Exercise set
a) In the sleep study text, what does the lack of significant interactions in the comparison of WASO measured by actigraphy and the diary indicate? Answer in one to three sentences.
b) According to the sleep study text, in which group were TST measured by actigraphy and TST measured by the diary not significantly different?
c) Reproduce the sleep study text from "We performed the" up to and including "effects were significant.".

Study text
Content starts

Correlations Between Objectively and Subjectively Measured Sleep Parameters
These correlations are presented in Table 3. The sleep questionnaire was not significantly correlated with the objective measures for any sleep parameters. In the PTSD-current group, the sleep diary was significantly correlated with PSG and actigraphy for all sleep parameters except SOL measured by actigraphy. Overall, correlations between actigraphy and the diary were low for SOL. TST measured by the diary was significantly correlated with both PSG and actigraphy in all of the groups except PTSD lifetime. For WASO, correlations between the diary and PSG were significant or marginally significant in all of the groups except trauma positive.
Table 3.
Objective Measures and Morning Sleep Diaries
Table 4 presents means and standard deviations of TST, SOL, and WASO measured by PSG, actigraphy, and morning diaries for each group, as well as results of 2 (sleep measures: sleep diary versus objective measure) × 4 (groups) mixed ANOVAs or ANCOVAs. An ANOVA comparing WASO measured by actigraphy and the diary revealed a significant main effect of measures, indicating underestimation of WASO relative to actigraphy. However, there were no significant interactions, which indicate that the extent of underestimation of WASO did not differ between groups. For SOL, we also found a significant main effect of measures, but not an interaction. Participants overestimated SOL relative to PSG. A significant interaction effect was found in the ANCOVA comparing TST measured by actigraphy and the diary. Post hoc simple effect tests comparing actigraphy and diary TST within each group indicated that participants in the PTSD-lifetime, trauma-positive, and trauma-negative groups overestimated TST, whereas in PTSD-current participants, TST measured by actigraphy and the diary were not significantly different (Figure 1).
Table 4.
We performed the same ANOVAs and ANCOVAs, excluding participants meeting only the current subthreshold PTSD criteria from the PTSD-current group. This did not result in any changes in which effects were significant.

Content ends

Information shown
Content starts

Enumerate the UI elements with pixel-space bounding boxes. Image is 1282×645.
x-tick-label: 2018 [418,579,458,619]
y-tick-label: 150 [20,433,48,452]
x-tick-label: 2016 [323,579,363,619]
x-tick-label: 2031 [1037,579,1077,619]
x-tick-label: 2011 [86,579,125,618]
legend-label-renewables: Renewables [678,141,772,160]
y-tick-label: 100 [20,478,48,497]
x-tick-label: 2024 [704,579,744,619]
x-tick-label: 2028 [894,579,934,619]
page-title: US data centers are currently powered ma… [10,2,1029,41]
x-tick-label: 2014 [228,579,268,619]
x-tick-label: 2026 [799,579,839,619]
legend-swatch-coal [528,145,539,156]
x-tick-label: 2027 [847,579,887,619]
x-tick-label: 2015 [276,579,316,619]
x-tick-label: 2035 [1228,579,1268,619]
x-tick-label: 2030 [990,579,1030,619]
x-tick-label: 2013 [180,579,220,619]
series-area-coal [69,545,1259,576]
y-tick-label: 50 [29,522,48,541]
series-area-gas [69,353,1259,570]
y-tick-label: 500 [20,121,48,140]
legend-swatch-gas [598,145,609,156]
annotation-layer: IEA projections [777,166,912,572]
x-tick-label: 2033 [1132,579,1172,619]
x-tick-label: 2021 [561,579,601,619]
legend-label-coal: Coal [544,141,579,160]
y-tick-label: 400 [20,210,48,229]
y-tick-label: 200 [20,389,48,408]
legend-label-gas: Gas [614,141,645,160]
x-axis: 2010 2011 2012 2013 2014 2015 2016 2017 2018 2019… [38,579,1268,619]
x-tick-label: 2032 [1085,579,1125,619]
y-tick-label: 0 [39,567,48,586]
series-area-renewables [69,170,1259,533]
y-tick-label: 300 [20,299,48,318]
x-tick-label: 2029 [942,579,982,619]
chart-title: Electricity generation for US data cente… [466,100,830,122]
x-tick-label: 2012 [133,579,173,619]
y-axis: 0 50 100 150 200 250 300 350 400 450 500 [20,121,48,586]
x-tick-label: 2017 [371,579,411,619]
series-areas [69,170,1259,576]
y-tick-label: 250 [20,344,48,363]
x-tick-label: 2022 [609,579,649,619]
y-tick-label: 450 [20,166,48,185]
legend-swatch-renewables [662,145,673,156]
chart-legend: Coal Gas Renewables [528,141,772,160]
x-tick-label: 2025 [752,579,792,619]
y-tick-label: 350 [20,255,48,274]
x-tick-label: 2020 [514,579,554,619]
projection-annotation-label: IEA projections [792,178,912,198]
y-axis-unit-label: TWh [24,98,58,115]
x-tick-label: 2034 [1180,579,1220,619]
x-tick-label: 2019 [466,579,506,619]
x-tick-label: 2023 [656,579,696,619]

Content ends

Responses
a) The lack of significant interactions indicates that the extent to which participants underestimated WASO relative to actigraphy did not differ between groups.

b) The PTSD-current group.

c)
We performed the same ANOVAs and ANCOVAs, excluding participants meeting only the current subthreshold PTSD criteria from the PTSD-current group. This did not result in any changes in which effects were significant.